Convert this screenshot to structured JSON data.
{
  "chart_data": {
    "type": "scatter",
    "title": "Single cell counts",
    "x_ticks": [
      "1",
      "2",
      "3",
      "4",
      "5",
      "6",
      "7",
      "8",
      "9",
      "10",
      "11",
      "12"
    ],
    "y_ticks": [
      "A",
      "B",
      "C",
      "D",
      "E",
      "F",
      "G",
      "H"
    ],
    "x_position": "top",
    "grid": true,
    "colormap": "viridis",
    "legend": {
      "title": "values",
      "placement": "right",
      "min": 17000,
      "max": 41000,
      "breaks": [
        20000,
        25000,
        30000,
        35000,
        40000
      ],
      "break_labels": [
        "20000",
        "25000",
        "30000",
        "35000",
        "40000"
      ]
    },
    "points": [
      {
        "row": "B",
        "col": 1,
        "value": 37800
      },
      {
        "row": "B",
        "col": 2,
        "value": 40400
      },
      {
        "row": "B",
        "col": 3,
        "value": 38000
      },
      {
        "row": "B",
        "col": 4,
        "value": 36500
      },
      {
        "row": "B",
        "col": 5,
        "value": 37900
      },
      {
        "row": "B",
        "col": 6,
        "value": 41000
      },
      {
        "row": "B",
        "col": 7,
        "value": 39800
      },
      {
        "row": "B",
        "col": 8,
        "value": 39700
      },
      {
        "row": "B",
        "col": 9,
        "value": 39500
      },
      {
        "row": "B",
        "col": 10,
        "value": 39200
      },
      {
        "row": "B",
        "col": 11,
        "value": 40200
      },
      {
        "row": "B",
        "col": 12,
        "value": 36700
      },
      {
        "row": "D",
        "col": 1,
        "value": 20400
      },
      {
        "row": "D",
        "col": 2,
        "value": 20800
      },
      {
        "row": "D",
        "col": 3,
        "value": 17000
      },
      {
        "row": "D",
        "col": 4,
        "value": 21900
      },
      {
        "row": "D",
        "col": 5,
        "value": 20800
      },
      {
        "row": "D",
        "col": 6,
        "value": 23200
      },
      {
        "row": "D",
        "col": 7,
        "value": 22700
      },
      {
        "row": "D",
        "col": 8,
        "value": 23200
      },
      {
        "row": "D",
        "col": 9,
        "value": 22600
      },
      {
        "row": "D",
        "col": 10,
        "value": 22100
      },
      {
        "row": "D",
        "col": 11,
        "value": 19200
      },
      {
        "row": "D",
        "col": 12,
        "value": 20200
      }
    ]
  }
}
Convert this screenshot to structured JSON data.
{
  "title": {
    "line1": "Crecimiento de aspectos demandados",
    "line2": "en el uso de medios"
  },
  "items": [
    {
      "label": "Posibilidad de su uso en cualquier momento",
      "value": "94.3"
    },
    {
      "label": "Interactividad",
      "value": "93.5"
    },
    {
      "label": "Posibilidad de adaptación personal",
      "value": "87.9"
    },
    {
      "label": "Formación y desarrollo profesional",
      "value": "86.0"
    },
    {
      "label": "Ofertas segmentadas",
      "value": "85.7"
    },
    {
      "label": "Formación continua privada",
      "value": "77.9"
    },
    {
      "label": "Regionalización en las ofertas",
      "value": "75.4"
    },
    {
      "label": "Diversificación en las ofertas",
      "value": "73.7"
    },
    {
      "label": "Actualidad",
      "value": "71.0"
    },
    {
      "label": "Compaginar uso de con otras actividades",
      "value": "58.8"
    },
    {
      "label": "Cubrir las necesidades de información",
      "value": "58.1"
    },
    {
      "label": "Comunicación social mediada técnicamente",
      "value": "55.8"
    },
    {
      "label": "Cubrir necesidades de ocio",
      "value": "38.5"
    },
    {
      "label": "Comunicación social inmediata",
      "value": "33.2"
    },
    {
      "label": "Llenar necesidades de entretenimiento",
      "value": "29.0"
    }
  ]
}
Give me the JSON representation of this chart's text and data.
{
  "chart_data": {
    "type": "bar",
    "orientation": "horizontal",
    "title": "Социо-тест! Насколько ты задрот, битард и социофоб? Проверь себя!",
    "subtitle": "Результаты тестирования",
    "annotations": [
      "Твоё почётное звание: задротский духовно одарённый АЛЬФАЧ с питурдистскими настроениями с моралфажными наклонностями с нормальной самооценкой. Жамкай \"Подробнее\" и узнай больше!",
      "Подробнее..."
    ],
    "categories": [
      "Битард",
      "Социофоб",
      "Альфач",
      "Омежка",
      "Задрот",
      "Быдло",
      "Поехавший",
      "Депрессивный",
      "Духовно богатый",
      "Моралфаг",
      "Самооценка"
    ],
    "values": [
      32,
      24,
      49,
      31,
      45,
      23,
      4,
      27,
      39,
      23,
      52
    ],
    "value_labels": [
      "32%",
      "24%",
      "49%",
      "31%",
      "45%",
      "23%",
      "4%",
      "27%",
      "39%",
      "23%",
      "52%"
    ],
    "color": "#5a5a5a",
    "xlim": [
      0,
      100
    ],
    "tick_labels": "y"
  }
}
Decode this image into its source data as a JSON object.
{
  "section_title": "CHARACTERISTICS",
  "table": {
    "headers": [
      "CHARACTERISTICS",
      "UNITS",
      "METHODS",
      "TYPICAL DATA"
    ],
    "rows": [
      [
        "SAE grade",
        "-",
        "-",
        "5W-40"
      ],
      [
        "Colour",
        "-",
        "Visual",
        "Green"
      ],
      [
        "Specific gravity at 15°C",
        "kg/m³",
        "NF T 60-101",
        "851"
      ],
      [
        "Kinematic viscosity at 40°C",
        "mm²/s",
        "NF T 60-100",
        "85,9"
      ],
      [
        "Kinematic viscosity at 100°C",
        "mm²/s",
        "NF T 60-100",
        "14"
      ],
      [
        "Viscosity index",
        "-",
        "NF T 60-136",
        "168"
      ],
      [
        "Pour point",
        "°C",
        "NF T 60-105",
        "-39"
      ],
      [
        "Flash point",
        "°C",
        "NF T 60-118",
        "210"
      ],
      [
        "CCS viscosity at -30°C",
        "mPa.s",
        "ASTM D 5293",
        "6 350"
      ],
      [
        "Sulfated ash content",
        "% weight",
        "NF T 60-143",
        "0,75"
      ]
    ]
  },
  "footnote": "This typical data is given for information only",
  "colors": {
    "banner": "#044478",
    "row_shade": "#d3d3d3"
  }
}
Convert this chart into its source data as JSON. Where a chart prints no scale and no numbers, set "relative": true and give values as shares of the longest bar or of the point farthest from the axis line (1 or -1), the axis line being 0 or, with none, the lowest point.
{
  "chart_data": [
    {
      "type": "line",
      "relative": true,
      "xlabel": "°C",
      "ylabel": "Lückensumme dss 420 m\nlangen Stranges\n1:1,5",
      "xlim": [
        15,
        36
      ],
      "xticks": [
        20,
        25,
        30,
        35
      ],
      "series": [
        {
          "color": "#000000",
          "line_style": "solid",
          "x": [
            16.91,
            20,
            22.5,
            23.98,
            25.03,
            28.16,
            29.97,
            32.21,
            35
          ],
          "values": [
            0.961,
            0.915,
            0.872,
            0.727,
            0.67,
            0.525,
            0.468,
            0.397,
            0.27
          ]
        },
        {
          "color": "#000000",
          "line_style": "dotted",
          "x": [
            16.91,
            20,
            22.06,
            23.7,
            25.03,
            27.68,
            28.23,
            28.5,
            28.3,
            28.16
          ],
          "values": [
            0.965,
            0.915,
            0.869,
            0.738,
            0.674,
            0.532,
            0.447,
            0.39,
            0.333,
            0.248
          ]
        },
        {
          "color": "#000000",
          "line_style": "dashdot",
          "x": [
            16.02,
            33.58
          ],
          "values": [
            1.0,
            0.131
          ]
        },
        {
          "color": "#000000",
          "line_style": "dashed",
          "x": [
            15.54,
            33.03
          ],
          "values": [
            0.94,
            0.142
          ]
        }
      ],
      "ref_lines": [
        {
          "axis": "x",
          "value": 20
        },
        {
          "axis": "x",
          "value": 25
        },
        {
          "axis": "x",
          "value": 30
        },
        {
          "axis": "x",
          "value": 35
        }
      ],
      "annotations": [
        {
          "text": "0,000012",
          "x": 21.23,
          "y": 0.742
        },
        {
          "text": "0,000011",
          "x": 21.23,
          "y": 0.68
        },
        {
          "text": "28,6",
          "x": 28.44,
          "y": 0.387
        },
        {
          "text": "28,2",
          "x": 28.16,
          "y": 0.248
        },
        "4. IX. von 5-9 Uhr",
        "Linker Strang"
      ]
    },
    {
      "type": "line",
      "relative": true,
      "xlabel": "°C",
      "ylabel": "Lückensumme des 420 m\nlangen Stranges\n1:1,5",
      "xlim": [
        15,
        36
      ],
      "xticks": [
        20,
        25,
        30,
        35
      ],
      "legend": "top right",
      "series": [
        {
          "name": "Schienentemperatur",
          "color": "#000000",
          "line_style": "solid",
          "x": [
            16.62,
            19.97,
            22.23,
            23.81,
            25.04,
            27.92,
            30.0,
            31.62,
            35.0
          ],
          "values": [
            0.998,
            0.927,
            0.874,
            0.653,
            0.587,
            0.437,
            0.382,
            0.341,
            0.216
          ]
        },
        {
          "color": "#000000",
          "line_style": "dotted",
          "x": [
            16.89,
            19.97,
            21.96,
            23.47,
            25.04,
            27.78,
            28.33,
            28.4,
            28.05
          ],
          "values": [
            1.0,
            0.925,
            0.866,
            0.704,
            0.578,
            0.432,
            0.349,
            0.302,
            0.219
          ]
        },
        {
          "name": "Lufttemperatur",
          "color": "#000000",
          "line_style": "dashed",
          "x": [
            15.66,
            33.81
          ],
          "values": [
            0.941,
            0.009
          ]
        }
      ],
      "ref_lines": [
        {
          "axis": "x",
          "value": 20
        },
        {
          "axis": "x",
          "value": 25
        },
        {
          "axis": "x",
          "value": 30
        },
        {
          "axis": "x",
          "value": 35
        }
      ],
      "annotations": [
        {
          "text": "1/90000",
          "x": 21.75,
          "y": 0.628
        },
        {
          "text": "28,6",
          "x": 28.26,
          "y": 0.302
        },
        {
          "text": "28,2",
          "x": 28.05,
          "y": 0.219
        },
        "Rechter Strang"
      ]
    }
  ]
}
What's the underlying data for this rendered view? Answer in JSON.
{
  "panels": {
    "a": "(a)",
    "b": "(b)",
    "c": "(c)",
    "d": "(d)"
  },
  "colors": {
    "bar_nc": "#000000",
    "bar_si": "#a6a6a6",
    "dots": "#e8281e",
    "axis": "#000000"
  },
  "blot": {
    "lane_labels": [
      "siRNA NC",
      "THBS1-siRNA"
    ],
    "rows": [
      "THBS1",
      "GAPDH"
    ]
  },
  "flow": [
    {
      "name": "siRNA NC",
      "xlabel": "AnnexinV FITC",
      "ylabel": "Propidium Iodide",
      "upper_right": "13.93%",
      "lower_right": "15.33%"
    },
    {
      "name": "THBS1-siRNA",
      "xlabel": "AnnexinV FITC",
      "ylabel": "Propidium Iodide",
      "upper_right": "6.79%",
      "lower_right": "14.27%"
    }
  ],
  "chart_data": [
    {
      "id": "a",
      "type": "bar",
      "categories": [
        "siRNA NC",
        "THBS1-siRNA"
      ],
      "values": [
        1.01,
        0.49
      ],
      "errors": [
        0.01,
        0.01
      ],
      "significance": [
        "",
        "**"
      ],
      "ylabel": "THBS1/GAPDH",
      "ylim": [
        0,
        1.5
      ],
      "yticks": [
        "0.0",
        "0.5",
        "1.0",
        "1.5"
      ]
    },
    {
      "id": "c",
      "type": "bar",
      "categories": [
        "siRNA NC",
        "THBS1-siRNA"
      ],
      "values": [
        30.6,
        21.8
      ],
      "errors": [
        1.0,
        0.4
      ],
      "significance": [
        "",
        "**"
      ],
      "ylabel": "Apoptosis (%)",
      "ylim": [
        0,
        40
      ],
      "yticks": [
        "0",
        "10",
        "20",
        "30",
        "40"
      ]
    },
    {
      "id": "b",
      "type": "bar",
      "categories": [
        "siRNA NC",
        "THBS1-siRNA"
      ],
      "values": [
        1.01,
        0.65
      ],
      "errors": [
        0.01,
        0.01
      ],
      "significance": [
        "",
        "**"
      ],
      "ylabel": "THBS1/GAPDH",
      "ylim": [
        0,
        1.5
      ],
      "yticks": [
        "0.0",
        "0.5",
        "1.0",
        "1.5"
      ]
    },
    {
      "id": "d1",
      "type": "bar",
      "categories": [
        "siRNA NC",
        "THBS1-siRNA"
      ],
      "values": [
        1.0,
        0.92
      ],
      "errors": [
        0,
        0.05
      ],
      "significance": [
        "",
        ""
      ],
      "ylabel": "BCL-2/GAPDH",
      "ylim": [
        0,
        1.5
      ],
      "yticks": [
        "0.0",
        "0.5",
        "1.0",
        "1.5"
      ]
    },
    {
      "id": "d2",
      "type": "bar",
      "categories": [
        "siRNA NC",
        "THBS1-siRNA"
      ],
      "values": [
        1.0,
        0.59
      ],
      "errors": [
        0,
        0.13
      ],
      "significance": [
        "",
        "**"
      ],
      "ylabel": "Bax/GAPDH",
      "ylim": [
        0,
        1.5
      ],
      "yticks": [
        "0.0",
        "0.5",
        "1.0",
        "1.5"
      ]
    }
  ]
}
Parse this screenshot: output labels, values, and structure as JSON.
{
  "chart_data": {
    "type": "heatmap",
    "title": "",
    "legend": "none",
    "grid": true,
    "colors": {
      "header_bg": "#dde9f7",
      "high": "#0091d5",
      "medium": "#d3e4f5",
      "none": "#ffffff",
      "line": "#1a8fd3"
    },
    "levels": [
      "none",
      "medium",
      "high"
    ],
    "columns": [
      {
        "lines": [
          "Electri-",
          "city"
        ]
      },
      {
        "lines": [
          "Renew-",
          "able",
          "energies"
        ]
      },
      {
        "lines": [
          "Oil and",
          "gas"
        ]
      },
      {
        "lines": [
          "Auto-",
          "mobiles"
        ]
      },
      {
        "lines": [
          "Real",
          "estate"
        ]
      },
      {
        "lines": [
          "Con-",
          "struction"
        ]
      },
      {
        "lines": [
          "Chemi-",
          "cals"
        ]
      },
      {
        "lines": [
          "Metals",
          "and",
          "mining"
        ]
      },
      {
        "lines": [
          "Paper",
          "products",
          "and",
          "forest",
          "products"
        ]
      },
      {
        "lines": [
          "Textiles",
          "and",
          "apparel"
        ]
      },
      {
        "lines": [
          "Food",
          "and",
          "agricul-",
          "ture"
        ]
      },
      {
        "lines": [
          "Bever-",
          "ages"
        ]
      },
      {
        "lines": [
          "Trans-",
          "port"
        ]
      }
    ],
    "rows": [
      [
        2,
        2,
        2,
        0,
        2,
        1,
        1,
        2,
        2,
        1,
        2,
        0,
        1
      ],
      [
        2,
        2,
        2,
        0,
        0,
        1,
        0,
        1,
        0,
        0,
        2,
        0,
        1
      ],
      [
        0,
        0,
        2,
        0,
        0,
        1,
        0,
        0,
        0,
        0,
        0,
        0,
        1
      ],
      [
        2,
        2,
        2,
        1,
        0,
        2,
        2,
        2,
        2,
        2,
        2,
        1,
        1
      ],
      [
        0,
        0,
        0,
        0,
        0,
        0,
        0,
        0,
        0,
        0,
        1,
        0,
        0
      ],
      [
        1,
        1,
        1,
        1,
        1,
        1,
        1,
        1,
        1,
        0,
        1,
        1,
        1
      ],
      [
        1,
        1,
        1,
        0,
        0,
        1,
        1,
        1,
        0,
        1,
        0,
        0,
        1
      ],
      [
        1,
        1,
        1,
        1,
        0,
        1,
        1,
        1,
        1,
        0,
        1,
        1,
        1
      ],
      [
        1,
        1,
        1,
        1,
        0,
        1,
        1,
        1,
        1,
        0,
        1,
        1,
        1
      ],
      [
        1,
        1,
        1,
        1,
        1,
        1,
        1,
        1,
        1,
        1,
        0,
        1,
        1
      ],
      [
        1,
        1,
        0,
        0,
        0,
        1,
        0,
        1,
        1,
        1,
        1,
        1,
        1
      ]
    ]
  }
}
---+---
■ **SHORT EXERCISE**:
Return every line above that contains the word "JSON".

■ **COMPLETE OUTPUT**:
Convert this screenshot to structured JSON data.
Convert this screenshot to structured JSON data.
Give me the JSON representation of this chart's text and data.
Decode this image into its source data as a JSON object.
Convert this chart into its source data as JSON. Where a chart prints no scale and no numbers, set "relative": true and give values as shares of the longest bar or of the point farthest from the axis line (1 or -1), the axis line being 0 or, with none, the lowest point.
What's the underlying data for this rendered view? Answer in JSON.
Parse this screenshot: output labels, values, and structure as JSON.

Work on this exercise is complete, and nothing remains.